__REQUIRED TASKS__.
**a.** Answer these about the new-releases post:
(i) Who reads The Men Return & Worlds of Origin?
(ii) How long is the recording of The Defenders?
(iii) What did the latest leadie to return to the bunker show no sign of?
**b.** Copy word for word everything in the new-releases post from "The Men Return &" down to "horror, and humor.".

__TEXT SECTION__.
|---|
The Fiendish Plot Of Fu-Manchu (Thanks Gregg!):

Posted by Jesse Willis

New Releases – Philip K. Dick, Jack Vance & Andre Norton

New Releases

Three fantastic new releases from Wonder Audio, plus news on one eBook!

The Men Return & Worlds of Origin
By Jack Vance; Read by Tim Rowe
1 hr, 10 min.- [UNABRIDGED]
Publisher: Wonder Audio
Published: 2010

Available at Audible

Two vintage stories from the 1950s by science-fiction Grand Master Jack Vance, who wrote stories of adventure, detection, horror, and humor.

What the Critics Say:

“‘Worlds of Origin’: A mystery novel and a fine example of Vance’s trademark imagination with worlds and customs of alien origin. No less than a dozen wholly unique Vance worlds come to light during Magnus Ridolphs’ inquiry into the mysterious death of a man on a space-station retreat. ‘The Men Return’: [A] completely alien earth where our universal rule of cause and effect no longer has any meaning and only the insane flourish in the new dynamics.” (Amazon reviewer “Coriolous”)


The Defenders
By Philip K. Dick; Read by Mark Douglas Nelson
61 min.- [UNABRIDGED]
Publisher: Wonder Audio
Published: 2010

Available at Audible

Taylor felt life was pretty good. Sure, living in an underground bunker developing more sophisticated weapons to bomb the Soviets was less than ideal. But he had a pretty wife, and he was safe from the radioactive poisoned environment that existed above ground. The leadies, sophisticated robot servants, could inform them of the devastating destruction, the bombed out cities, and the further Soviet attacks. But it was a strange fact that the latest leadie to return to the bunker showed no sign of radioactivity. Strange enough for Taylor to be ordered above ground in a lead-lined suit to investigate. That Taylor didn’t want to go, wasn’t really an option!
|---|
__GIVEN INFORMATION__.

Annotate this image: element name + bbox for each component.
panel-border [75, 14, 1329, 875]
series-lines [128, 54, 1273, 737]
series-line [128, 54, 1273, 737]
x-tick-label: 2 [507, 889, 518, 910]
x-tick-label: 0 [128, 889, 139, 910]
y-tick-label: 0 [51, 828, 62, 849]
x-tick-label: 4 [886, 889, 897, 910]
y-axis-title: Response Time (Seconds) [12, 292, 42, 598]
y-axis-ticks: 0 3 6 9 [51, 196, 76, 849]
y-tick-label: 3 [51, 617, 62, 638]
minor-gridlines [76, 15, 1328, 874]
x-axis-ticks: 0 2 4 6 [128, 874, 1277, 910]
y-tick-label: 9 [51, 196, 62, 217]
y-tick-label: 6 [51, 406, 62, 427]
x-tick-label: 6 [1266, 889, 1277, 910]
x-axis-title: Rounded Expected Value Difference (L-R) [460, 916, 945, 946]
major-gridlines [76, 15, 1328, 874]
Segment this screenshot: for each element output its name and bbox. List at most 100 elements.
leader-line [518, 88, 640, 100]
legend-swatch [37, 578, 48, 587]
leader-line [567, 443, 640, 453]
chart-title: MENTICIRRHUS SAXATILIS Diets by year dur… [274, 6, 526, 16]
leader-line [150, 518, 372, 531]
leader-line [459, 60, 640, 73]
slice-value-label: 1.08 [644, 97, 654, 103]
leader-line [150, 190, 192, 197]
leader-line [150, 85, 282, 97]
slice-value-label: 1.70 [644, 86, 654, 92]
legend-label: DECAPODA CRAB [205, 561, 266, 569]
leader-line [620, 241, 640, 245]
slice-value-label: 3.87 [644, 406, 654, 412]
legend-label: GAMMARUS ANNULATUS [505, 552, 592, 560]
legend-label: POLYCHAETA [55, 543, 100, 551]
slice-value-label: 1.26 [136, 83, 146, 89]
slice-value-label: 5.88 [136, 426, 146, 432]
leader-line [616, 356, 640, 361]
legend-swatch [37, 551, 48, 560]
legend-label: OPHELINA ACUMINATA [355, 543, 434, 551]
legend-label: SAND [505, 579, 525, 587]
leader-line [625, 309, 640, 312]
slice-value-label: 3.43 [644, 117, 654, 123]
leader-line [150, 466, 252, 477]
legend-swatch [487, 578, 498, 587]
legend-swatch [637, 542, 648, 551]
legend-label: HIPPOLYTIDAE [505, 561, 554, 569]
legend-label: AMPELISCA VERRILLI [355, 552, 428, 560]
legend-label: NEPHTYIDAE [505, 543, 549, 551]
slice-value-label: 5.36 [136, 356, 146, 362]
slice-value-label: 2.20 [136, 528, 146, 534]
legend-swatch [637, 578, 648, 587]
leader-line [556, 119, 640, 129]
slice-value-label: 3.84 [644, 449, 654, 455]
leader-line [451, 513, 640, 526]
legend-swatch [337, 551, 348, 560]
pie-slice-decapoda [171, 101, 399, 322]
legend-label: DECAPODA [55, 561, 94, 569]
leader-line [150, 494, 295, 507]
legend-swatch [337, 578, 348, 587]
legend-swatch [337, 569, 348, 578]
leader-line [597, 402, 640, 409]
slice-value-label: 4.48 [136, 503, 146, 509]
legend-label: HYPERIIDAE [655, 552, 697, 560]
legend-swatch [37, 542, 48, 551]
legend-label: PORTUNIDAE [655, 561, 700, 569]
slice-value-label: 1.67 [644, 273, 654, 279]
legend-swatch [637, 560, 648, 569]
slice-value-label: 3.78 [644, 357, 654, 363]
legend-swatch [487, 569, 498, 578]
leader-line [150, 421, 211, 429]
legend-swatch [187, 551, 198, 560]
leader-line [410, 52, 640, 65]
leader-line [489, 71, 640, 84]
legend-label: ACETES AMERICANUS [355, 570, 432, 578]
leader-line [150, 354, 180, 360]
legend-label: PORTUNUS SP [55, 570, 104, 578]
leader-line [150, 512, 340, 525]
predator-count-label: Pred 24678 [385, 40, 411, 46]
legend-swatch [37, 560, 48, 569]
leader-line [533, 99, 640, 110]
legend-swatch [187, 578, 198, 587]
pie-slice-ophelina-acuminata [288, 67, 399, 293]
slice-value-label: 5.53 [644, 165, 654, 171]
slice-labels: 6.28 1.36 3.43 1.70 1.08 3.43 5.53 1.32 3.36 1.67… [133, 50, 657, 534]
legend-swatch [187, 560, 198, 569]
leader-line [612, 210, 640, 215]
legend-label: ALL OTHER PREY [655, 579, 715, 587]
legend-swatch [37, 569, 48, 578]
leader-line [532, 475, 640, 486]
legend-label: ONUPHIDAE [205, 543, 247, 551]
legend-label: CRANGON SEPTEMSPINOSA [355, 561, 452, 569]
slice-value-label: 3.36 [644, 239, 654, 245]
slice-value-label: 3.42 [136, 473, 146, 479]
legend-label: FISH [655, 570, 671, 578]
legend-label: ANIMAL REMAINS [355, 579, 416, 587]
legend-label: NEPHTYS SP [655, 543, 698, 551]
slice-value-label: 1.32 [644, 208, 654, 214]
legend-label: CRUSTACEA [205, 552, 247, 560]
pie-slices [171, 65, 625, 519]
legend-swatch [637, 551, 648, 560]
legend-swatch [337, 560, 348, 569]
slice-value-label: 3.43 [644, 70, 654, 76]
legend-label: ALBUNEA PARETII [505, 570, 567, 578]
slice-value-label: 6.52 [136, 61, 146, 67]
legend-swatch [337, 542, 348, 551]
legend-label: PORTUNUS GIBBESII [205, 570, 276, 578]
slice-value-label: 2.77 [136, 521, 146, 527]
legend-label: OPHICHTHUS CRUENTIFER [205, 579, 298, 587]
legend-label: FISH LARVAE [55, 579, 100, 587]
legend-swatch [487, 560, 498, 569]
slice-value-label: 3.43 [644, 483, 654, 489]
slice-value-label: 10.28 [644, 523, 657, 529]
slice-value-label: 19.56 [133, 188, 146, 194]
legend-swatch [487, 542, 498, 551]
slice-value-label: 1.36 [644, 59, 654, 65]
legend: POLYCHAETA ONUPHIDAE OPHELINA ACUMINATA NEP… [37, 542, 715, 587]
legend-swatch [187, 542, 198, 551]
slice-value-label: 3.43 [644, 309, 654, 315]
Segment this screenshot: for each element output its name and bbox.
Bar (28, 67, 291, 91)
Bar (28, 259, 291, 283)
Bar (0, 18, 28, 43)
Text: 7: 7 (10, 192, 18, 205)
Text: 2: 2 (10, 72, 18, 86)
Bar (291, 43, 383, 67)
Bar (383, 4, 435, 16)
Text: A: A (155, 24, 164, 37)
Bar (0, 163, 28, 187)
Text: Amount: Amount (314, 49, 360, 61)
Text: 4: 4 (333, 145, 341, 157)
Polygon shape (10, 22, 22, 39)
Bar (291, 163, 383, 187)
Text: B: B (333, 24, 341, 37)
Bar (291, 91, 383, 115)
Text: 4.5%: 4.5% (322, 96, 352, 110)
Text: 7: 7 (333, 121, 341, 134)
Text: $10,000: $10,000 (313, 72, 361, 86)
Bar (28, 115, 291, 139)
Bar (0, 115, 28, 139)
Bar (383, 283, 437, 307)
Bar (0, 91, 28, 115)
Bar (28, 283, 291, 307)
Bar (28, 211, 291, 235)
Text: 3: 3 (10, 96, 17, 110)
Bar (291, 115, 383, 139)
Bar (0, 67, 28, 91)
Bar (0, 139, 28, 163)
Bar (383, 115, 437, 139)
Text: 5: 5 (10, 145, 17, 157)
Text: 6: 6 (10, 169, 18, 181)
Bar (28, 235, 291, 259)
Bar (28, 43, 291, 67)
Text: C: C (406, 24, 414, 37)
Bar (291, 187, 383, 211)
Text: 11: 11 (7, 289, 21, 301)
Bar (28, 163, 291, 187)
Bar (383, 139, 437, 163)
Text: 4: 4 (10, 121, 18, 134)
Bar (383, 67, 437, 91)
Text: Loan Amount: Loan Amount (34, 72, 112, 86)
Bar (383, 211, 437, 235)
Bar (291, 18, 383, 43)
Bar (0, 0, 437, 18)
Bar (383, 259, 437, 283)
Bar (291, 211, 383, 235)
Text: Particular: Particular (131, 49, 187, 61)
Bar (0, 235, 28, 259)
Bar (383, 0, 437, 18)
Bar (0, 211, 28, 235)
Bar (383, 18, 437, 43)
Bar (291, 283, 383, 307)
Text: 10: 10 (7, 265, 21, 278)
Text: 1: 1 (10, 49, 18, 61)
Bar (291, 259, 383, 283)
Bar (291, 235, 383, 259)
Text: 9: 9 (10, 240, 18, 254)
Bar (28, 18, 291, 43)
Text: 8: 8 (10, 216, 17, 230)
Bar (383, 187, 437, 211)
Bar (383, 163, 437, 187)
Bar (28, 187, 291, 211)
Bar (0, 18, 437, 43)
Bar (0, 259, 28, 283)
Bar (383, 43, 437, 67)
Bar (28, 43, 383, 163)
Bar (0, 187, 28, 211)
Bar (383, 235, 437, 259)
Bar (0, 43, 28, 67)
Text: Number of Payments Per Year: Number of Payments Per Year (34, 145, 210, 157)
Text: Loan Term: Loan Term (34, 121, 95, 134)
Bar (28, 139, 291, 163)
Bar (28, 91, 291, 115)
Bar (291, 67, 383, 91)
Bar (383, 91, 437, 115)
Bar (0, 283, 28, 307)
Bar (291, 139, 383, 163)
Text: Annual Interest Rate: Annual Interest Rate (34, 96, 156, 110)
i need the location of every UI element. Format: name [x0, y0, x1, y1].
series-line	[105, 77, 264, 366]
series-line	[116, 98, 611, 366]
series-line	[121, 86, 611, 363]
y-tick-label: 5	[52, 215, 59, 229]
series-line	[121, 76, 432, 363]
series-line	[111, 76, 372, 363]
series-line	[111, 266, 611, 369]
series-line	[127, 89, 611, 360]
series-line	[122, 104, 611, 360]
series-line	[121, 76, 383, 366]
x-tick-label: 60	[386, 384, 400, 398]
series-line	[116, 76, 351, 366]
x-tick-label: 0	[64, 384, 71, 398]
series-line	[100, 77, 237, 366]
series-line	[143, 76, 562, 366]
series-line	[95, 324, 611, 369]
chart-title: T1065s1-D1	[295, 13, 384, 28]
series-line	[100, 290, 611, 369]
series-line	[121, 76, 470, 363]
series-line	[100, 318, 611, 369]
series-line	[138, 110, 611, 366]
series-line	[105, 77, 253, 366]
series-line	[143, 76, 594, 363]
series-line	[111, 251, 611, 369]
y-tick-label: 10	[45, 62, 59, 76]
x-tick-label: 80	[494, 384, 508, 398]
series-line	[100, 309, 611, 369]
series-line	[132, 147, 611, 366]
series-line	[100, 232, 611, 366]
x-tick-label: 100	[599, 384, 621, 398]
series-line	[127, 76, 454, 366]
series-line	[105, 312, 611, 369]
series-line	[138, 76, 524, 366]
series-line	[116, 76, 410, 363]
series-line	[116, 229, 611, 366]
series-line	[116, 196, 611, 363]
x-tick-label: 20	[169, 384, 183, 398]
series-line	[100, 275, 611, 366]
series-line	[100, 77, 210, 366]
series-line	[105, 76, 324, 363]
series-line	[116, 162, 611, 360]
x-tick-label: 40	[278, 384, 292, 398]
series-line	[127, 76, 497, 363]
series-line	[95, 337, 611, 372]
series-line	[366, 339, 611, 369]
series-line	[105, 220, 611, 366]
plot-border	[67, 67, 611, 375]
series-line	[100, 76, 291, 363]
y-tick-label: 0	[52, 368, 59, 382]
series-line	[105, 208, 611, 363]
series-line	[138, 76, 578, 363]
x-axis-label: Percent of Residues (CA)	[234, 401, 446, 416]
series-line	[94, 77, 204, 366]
|---|
__EXERCISE RESPONSES__.
**a.**
(i) Tim Rowe
(ii) 61 minutes
(iii) Radioactivity

**b.**
The Men Return & Worlds of Origin
By Jack Vance; Read by Tim Rowe
1 hr, 10 min.- [UNABRIDGED]
Publisher: Wonder Audio
Published: 2010

Available at Audible

Two vintage stories from the 1950s by science-fiction Grand Master Jack Vance, who wrote stories of adventure, detection, horror, and humor.